Exercise details: Each entry below should be returned exactly as is, with the pictures removed.

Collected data
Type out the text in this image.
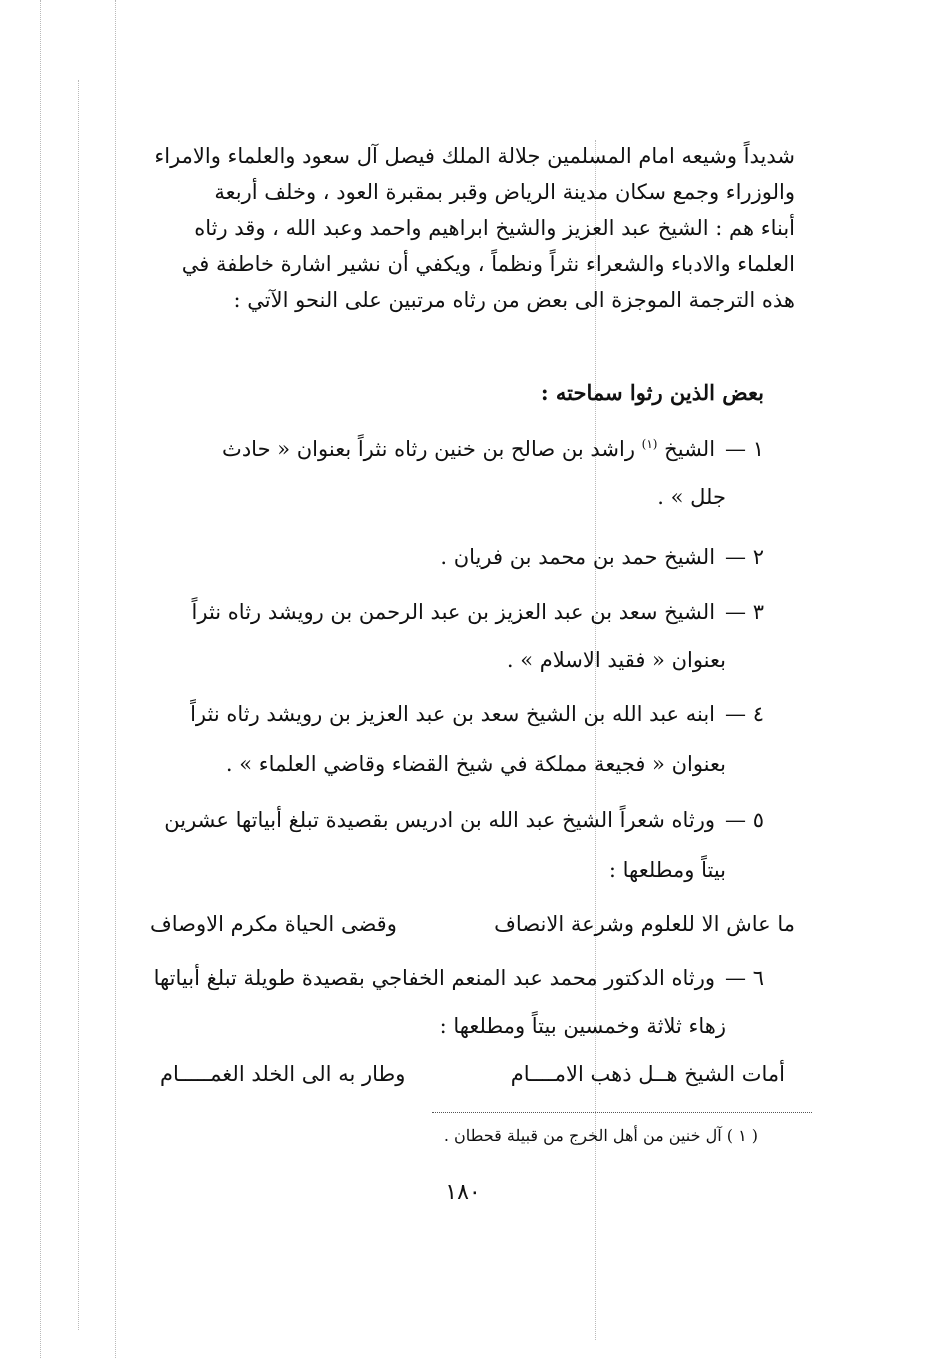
شديداً وشيعه امام المسلمين جلالة الملك فيصل آل سعود والعلماء والامراء
والوزراء وجمع سكان مدينة الرياض وقبر بمقبرة العود ، وخلف أربعة
أبناء هم : الشيخ عبد العزيز والشيخ ابراهيم واحمد وعبد الله ، وقد رثاه
العلماء والادباء والشعراء نثراً ونظماً ، ويكفي أن نشير اشارة خاطفة في
هذه الترجمة الموجزة الى بعض من رثاه مرتبين على النحو الآتي :
بعض الذين رثوا سماحته :
١ —الشيخ $^{(١)}$ راشد بن صالح بن خنين رثاه نثراً بعنوان « حادث
جلل » .
٢ —الشيخ حمد بن محمد بن فريان .
٣ —الشيخ سعد بن عبد العزيز بن عبد الرحمن بن رويشد رثاه نثراً
بعنوان « فقيد الاسلام » .
٤ —ابنه عبد الله بن الشيخ سعد بن عبد العزيز بن رويشد رثاه نثراً
بعنوان « فجيعة مملكة في شيخ القضاء وقاضي العلماء » .
٥ —ورثاه شعراً الشيخ عبد الله بن ادريس بقصيدة تبلغ أبياتها عشرين
بيتاً ومطلعها :
ما عاش الا للعلوم وشرعة الانصاف
وقضى الحياة مكرم الاوصاف
٦ —ورثاه الدكتور محمد عبد المنعم الخفاجي بقصيدة طويلة تبلغ أبياتها
زهاء ثلاثة وخمسين بيتاً ومطلعها :
أمات الشيخ هــل ذهب الامــــام
وطار به الى الخلد الغمـــــام
( ١ ) آل خنين من أهل الخرج من قبيلة قحطان .
١٨٠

Exercise result:
Type out the text in this image.
شديداً وشيعه امام المسلمين جلالة الملك فيصل آل سعود والعلماء والامراء
والوزراء وجمع سكان مدينة الرياض وقبر بمقبرة العود ، وخلف أربعة
أبناء هم : الشيخ عبد العزيز والشيخ ابراهيم واحمد وعبد الله ، وقد رثاه
العلماء والادباء والشعراء نثراً ونظماً ، ويكفي أن نشير اشارة خاطفة في
هذه الترجمة الموجزة الى بعض من رثاه مرتبين على النحو الآتي :
بعض الذين رثوا سماحته :
١ —الشيخ $^{(١)}$ راشد بن صالح بن خنين رثاه نثراً بعنوان « حادث
جلل » .
٢ —الشيخ حمد بن محمد بن فريان .
٣ —الشيخ سعد بن عبد العزيز بن عبد الرحمن بن رويشد رثاه نثراً
بعنوان « فقيد الاسلام » .
٤ —ابنه عبد الله بن الشيخ سعد بن عبد العزيز بن رويشد رثاه نثراً
بعنوان « فجيعة مملكة في شيخ القضاء وقاضي العلماء » .
٥ —ورثاه شعراً الشيخ عبد الله بن ادريس بقصيدة تبلغ أبياتها عشرين
بيتاً ومطلعها :
ما عاش الا للعلوم وشرعة الانصاف
وقضى الحياة مكرم الاوصاف
٦ —ورثاه الدكتور محمد عبد المنعم الخفاجي بقصيدة طويلة تبلغ أبياتها
زهاء ثلاثة وخمسين بيتاً ومطلعها :
أمات الشيخ هــل ذهب الامــــام
وطار به الى الخلد الغمـــــام
( ١ ) آل خنين من أهل الخرج من قبيلة قحطان .
١٨٠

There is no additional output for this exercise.